WORK INSTRUCTIONS:
Report how many lines contain "Entities". The answer is a single number.

RECORD EXCERPTS:
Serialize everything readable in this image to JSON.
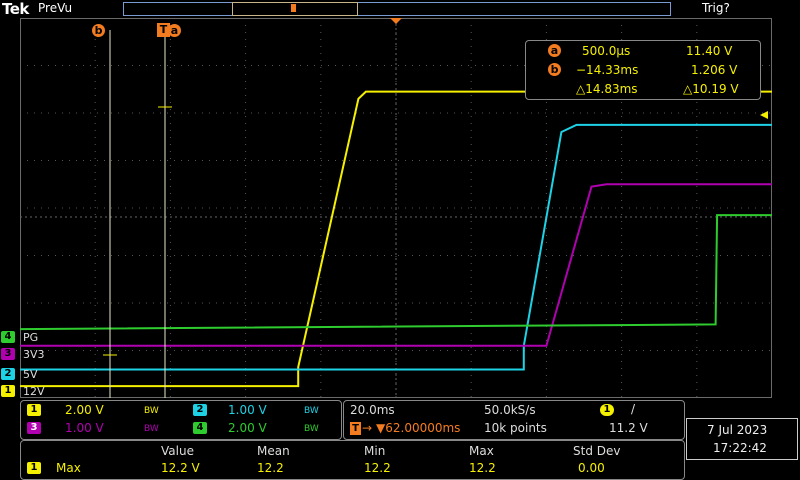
{
  "header": {
    "logo": "Tek",
    "status": "PreVu",
    "trigger_state": "Trig?"
  },
  "cursors": {
    "a_label": "a",
    "b_label": "b",
    "trigger_marker": "T",
    "a_time": "500.0µs",
    "a_value": "11.40 V",
    "b_time": "−14.33ms",
    "b_value": "1.206 V",
    "delta_time": "△14.83ms",
    "delta_value": "△10.19 V"
  },
  "channels": [
    {
      "num": "1",
      "name": "12V",
      "color": "#f5f000",
      "scale": "2.00 V",
      "bw": "BW"
    },
    {
      "num": "2",
      "name": "5V",
      "color": "#1ed2e6",
      "scale": "1.00 V",
      "bw": "BW"
    },
    {
      "num": "3",
      "name": "3V3",
      "color": "#b000b0",
      "scale": "1.00 V",
      "bw": "BW"
    },
    {
      "num": "4",
      "name": "PG",
      "color": "#2ecc2e",
      "scale": "2.00 V",
      "bw": "BW"
    }
  ],
  "timebase": {
    "time_div": "20.0ms",
    "sample_rate": "50.0kS/s",
    "trigger_pos": "▼62.00000ms",
    "record_length": "10k points",
    "trigger_source": "1",
    "trigger_slope": "/",
    "trigger_level": "11.2 V"
  },
  "datetime": {
    "date": "7 Jul  2023",
    "time": "17:22:42"
  },
  "measurements": {
    "headers": [
      "Value",
      "Mean",
      "Min",
      "Max",
      "Std Dev"
    ],
    "row": {
      "source": "1",
      "type": "Max",
      "values": [
        "12.2 V",
        "12.2",
        "12.2",
        "12.2",
        "0.00"
      ]
    }
  },
  "chart_data": {
    "type": "line",
    "x_divisions": 10,
    "y_divisions": 8,
    "series": [
      {
        "name": "12V",
        "points": [
          [
            0,
            7.75
          ],
          [
            3.7,
            7.75
          ],
          [
            3.7,
            7.35
          ],
          [
            4.5,
            1.7
          ],
          [
            4.6,
            1.55
          ],
          [
            10,
            1.55
          ]
        ]
      },
      {
        "name": "5V",
        "points": [
          [
            0,
            7.4
          ],
          [
            6.7,
            7.4
          ],
          [
            6.7,
            6.9
          ],
          [
            7.2,
            2.4
          ],
          [
            7.4,
            2.25
          ],
          [
            10,
            2.25
          ]
        ]
      },
      {
        "name": "3V3",
        "points": [
          [
            0,
            6.9
          ],
          [
            7.0,
            6.9
          ],
          [
            7.0,
            6.9
          ],
          [
            7.6,
            3.55
          ],
          [
            7.8,
            3.5
          ],
          [
            10,
            3.5
          ]
        ]
      },
      {
        "name": "PG",
        "points": [
          [
            0,
            6.55
          ],
          [
            9.25,
            6.45
          ],
          [
            9.27,
            4.15
          ],
          [
            10,
            4.15
          ]
        ]
      }
    ]
  }
}
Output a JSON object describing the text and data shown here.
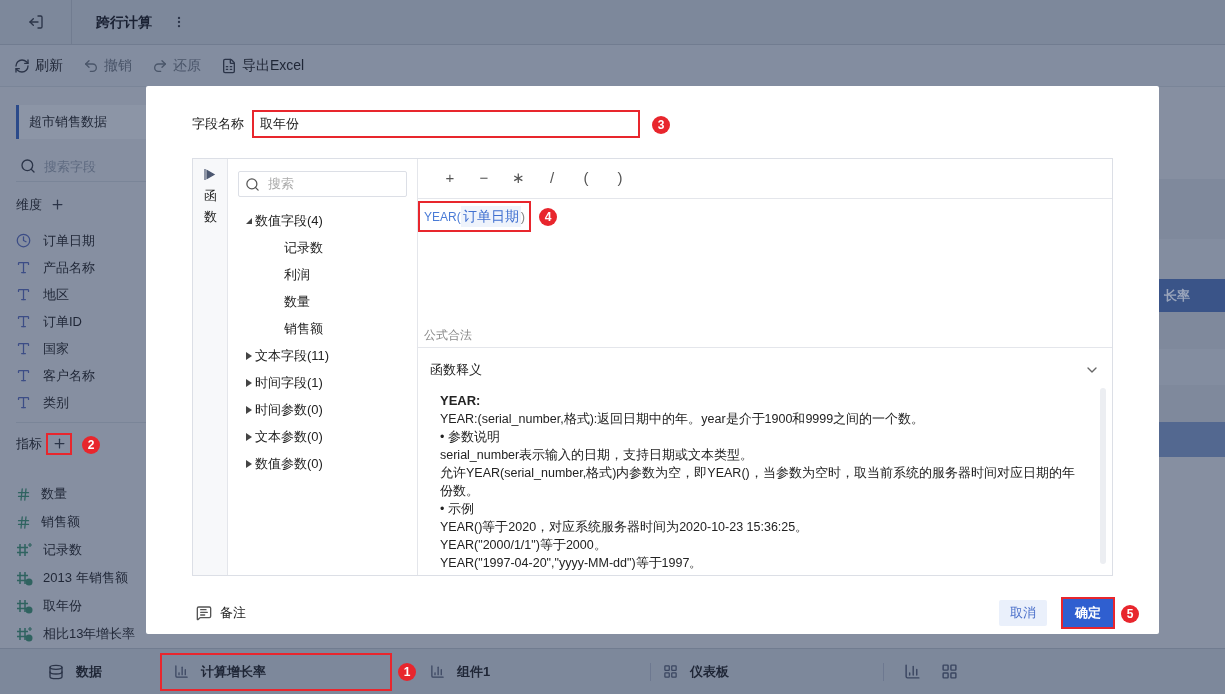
{
  "header": {
    "title": "跨行计算"
  },
  "toolbar": [
    {
      "label": "刷新",
      "disabled": false,
      "kind": "refresh"
    },
    {
      "label": "撤销",
      "disabled": true,
      "kind": "undo"
    },
    {
      "label": "还原",
      "disabled": true,
      "kind": "redo"
    },
    {
      "label": "导出Excel",
      "disabled": false,
      "kind": "excel"
    }
  ],
  "sidebar": {
    "dataset": "超市销售数据",
    "search": {
      "placeholder": "搜索字段"
    },
    "dimensions": {
      "title": "维度",
      "items": [
        {
          "label": "订单日期",
          "kind": "date"
        },
        {
          "label": "产品名称",
          "kind": "text"
        },
        {
          "label": "地区",
          "kind": "text"
        },
        {
          "label": "订单ID",
          "kind": "text"
        },
        {
          "label": "国家",
          "kind": "text"
        },
        {
          "label": "客户名称",
          "kind": "text"
        },
        {
          "label": "类别",
          "kind": "text"
        }
      ]
    },
    "measures": {
      "title": "指标",
      "add_highlighted": true,
      "marker": "2",
      "items": [
        {
          "label": "数量",
          "kind": "number"
        },
        {
          "label": "销售额",
          "kind": "number"
        },
        {
          "label": "记录数",
          "kind": "count"
        },
        {
          "label": "2013 年销售额",
          "kind": "calc"
        },
        {
          "label": "取年份",
          "kind": "calc"
        },
        {
          "label": "相比13年增长率",
          "kind": "calc_count"
        }
      ]
    }
  },
  "background_table": {
    "header_fragment": "长率"
  },
  "dialog": {
    "field_name": {
      "label": "字段名称",
      "value": "取年份",
      "highlighted": true,
      "marker": "3"
    },
    "side_tab": {
      "label": "函数"
    },
    "field_search": {
      "placeholder": "搜索"
    },
    "field_tree": [
      {
        "label": "数值字段(4)",
        "expanded": true,
        "children": [
          {
            "label": "记录数"
          },
          {
            "label": "利润"
          },
          {
            "label": "数量"
          },
          {
            "label": "销售额"
          }
        ]
      },
      {
        "label": "文本字段(11)",
        "expanded": false
      },
      {
        "label": "时间字段(1)",
        "expanded": false
      },
      {
        "label": "时间参数(0)",
        "expanded": false
      },
      {
        "label": "文本参数(0)",
        "expanded": false
      },
      {
        "label": "数值参数(0)",
        "expanded": false
      }
    ],
    "operators": [
      "+",
      "−",
      "∗",
      "/",
      "(",
      ")"
    ],
    "formula": {
      "function": "YEAR(",
      "field": "订单日期",
      "close": ")",
      "highlighted": true,
      "marker": "4"
    },
    "status": "公式合法",
    "explanation": {
      "title": "函数释义",
      "expanded": true,
      "heading": "YEAR:",
      "lines": [
        "YEAR:(serial_number,格式):返回日期中的年。year是介于1900和9999之间的一个数。",
        "•  参数说明",
        "serial_number表示输入的日期，支持日期或文本类型。",
        "允许YEAR(serial_number,格式)内参数为空，即YEAR()，当参数为空时，取当前系统的服务器时间对应日期的年份数。",
        "•  示例",
        "YEAR()等于2020，对应系统服务器时间为2020-10-23 15:36:25。",
        "YEAR(\"2000/1/1\")等于2000。",
        "YEAR(\"1997-04-20\",\"yyyy-MM-dd\")等于1997。"
      ]
    },
    "note": "备注",
    "cancel": "取消",
    "confirm": {
      "label": "确定",
      "highlighted": true,
      "marker": "5"
    }
  },
  "bottom_tabs": [
    {
      "label": "数据",
      "kind": "data",
      "highlighted": false
    },
    {
      "label": "计算增长率",
      "kind": "component",
      "highlighted": true,
      "marker": "1"
    },
    {
      "label": "组件1",
      "kind": "component",
      "highlighted": false
    },
    {
      "label": "仪表板",
      "kind": "dashboard",
      "highlighted": false
    }
  ]
}
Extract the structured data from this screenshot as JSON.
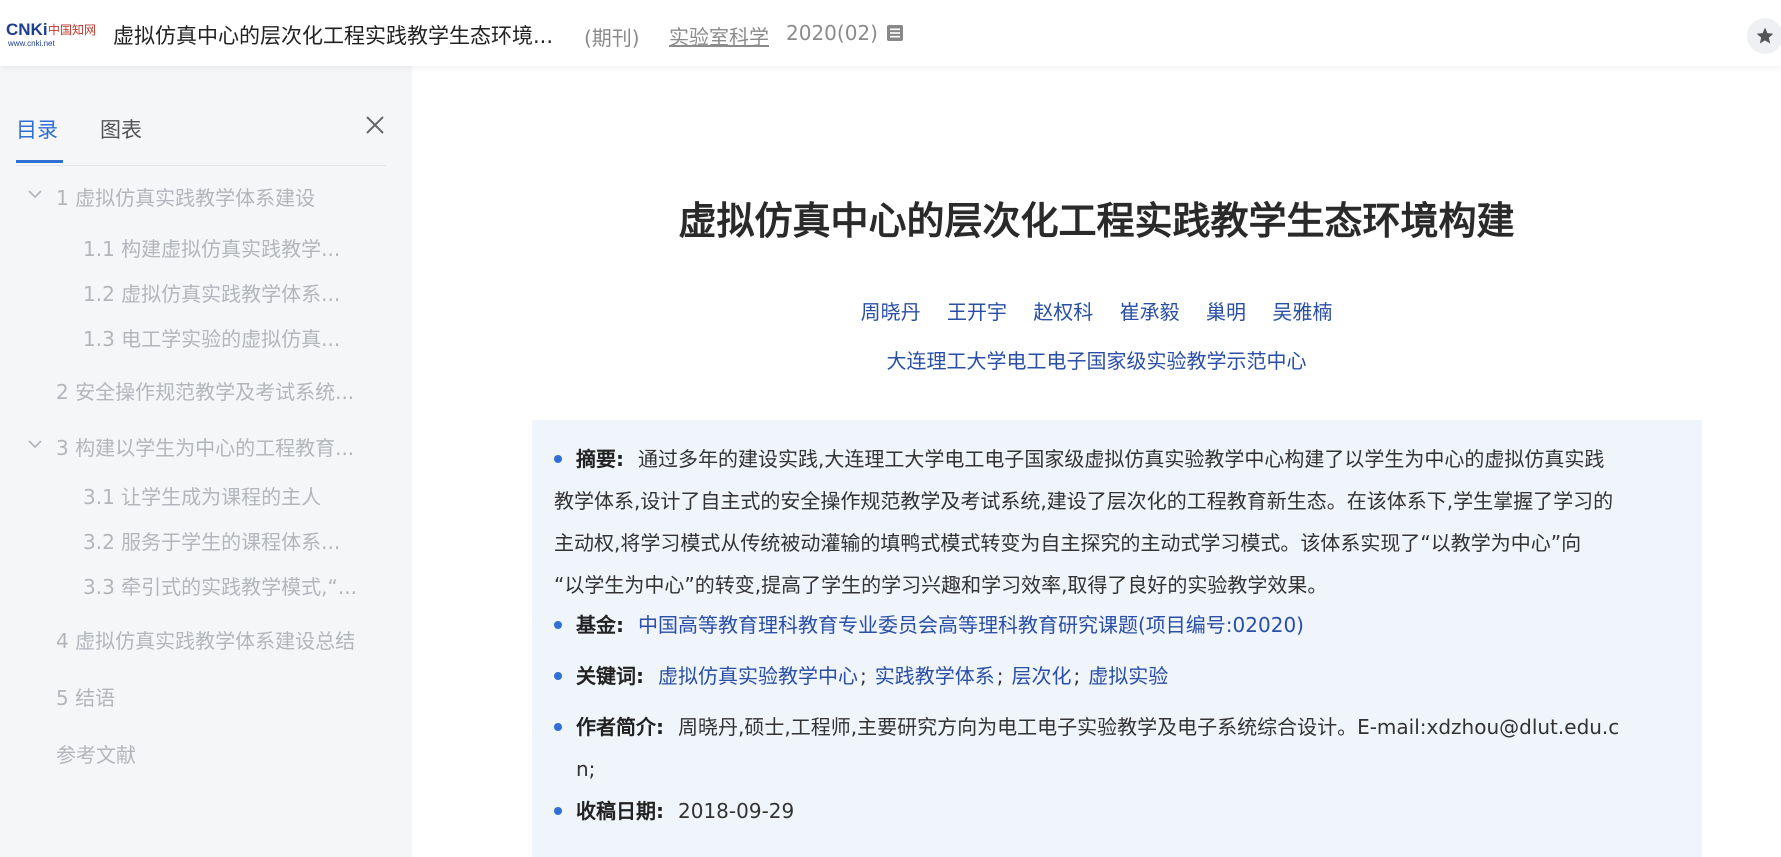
{
  "header": {
    "logo_text": "CNKi中国知网 www.cnki.net",
    "doc_title": "虚拟仿真中心的层次化工程实践教学生态环境...",
    "doc_type": "(期刊)",
    "journal": "实验室科学",
    "issue": "2020(02)"
  },
  "sidebar": {
    "tabs": [
      {
        "label": "目录"
      },
      {
        "label": "图表"
      }
    ],
    "toc": [
      {
        "label": "1 虚拟仿真实践教学体系建设"
      },
      {
        "label": "1.1 构建虚拟仿真实践教学..."
      },
      {
        "label": "1.2 虚拟仿真实践教学体系..."
      },
      {
        "label": "1.3 电工学实验的虚拟仿真..."
      },
      {
        "label": "2 安全操作规范教学及考试系统..."
      },
      {
        "label": "3 构建以学生为中心的工程教育..."
      },
      {
        "label": "3.1 让学生成为课程的主人"
      },
      {
        "label": "3.2 服务于学生的课程体系..."
      },
      {
        "label": "3.3 牵引式的实践教学模式,“..."
      },
      {
        "label": "4 虚拟仿真实践教学体系建设总结"
      },
      {
        "label": "5 结语"
      },
      {
        "label": "参考文献"
      }
    ]
  },
  "article": {
    "title": "虚拟仿真中心的层次化工程实践教学生态环境构建",
    "authors": [
      "周晓丹",
      "王开宇",
      "赵权科",
      "崔承毅",
      "巢明",
      "吴雅楠"
    ],
    "affiliation": "大连理工大学电工电子国家级实验教学示范中心",
    "abstract_label": "摘要:",
    "abstract_line1": "通过多年的建设实践,大连理工大学电工电子国家级虚拟仿真实验教学中心构建了以学生为中心的虚拟仿真实践",
    "abstract_line2": "教学体系,设计了自主式的安全操作规范教学及考试系统,建设了层次化的工程教育新生态。在该体系下,学生掌握了学习的",
    "abstract_line3": "主动权,将学习模式从传统被动灌输的填鸭式模式转变为自主探究的主动式学习模式。该体系实现了“以教学为中心”向",
    "abstract_line4": "“以学生为中心”的转变,提高了学生的学习兴趣和学习效率,取得了良好的实验教学效果。",
    "fund_label": "基金:",
    "fund": "中国高等教育理科教育专业委员会高等理科教育研究课题(项目编号:02020)",
    "keywords_label": "关键词:",
    "keywords": [
      "虚拟仿真实验教学中心",
      "实践教学体系",
      "层次化",
      "虚拟实验"
    ],
    "keyword_sep": ";",
    "bio_label": "作者简介:",
    "bio_line1": "周晓丹,硕士,工程师,主要研究方向为电工电子实验教学及电子系统综合设计。E-mail:xdzhou@dlut.edu.c",
    "bio_line2": "n;",
    "received_label": "收稿日期:",
    "received": "2018-09-29"
  },
  "colors": {
    "accent": "#2f6fd6",
    "link": "#2a4fa6",
    "sidebar_bg": "#f5f6f8",
    "info_bg": "#f0f4fb",
    "toc_text": "#b3b6bb"
  },
  "icons": [
    "cnki-logo",
    "list-icon",
    "star-icon",
    "close-icon",
    "chevron-down-icon"
  ]
}
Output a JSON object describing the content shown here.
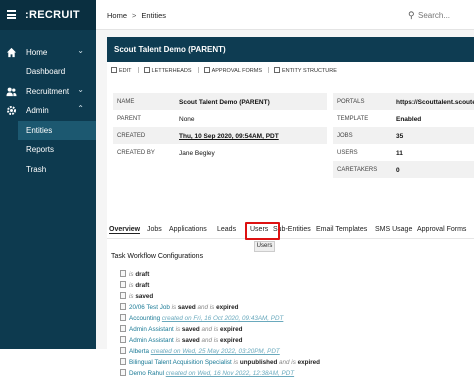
{
  "app": {
    "brand": ":RECRUIT"
  },
  "sidebar": {
    "items": [
      {
        "label": "Home",
        "icon": "home-icon"
      },
      {
        "label": "Dashboard"
      },
      {
        "label": "Recruitment",
        "icon": "people-icon"
      },
      {
        "label": "Admin",
        "icon": "gear-icon"
      },
      {
        "label": "Entities",
        "selected": true
      },
      {
        "label": "Reports"
      },
      {
        "label": "Trash"
      }
    ]
  },
  "topbar": {
    "breadcrumb": [
      "Home",
      "Entities"
    ],
    "search_placeholder": "Search..."
  },
  "card": {
    "title": "Scout Talent Demo (PARENT)",
    "actions": [
      "EDIT",
      "LETTERHEADS",
      "APPROVAL FORMS",
      "ENTITY STRUCTURE"
    ],
    "details_left": [
      {
        "key": "NAME",
        "value": "Scout Talent Demo (PARENT)"
      },
      {
        "key": "PARENT",
        "value": "None"
      },
      {
        "key": "CREATED",
        "value": "Thu, 10 Sep 2020, 09:54AM, PDT"
      },
      {
        "key": "CREATED BY",
        "value": "Jane Begley"
      }
    ],
    "details_right": [
      {
        "key": "PORTALS",
        "value": "https://Scouttalent.scouten"
      },
      {
        "key": "TEMPLATE",
        "value": "Enabled"
      },
      {
        "key": "JOBS",
        "value": "35"
      },
      {
        "key": "USERS",
        "value": "11"
      },
      {
        "key": "CARETAKERS",
        "value": "0"
      }
    ],
    "tabs": [
      "Overview",
      "Jobs",
      "Applications",
      "Leads",
      "Users",
      "Sub-Entities",
      "Email Templates",
      "SMS Usage",
      "Approval Forms"
    ],
    "active_tab": "Overview",
    "highlighted_tab": "Users",
    "tooltip": "Users",
    "workflow_title": "Task Workflow Configurations",
    "workflows": [
      {
        "name": "",
        "is": "is",
        "status": "draft"
      },
      {
        "name": "",
        "is": "is",
        "status": "draft"
      },
      {
        "name": "",
        "is": "is",
        "status": "saved"
      },
      {
        "name": "20/06 Test Job",
        "is": "is",
        "status": "saved",
        "mid": "and is",
        "status2": "expired"
      },
      {
        "name": "Accounting",
        "date": "created on Fri, 16 Oct 2020, 09:43AM, PDT"
      },
      {
        "name": "Admin Assistant",
        "is": "is",
        "status": "saved",
        "mid": "and is",
        "status2": "expired"
      },
      {
        "name": "Admin Assistant",
        "is": "is",
        "status": "saved",
        "mid": "and is",
        "status2": "expired"
      },
      {
        "name": "Alberta",
        "date": "created on Wed, 25 May 2022, 03:20PM, PDT"
      },
      {
        "name": "Bilingual Talent Acquisition Specialist",
        "is": "is",
        "status": "unpublished",
        "mid": "and is",
        "status2": "expired"
      },
      {
        "name": "Demo Rahul",
        "date": "created on Wed, 16 Nov 2022, 12:38AM, PDT"
      }
    ]
  }
}
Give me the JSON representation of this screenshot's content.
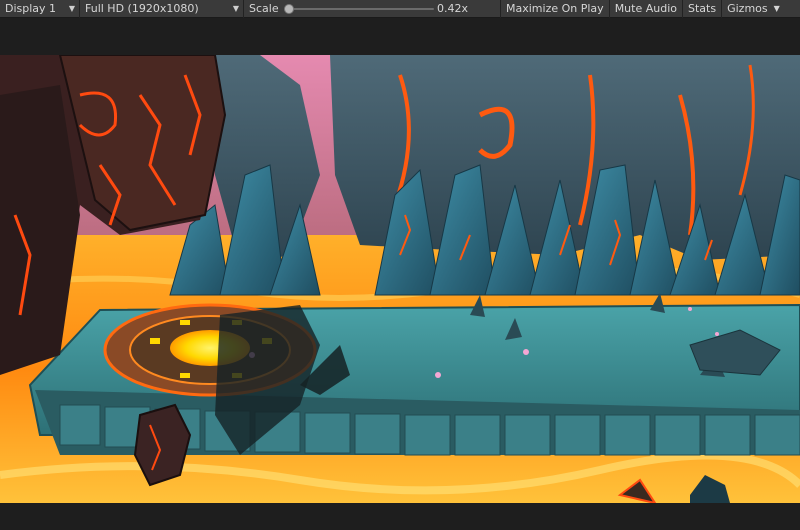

EXERCISE OUTPUT:
3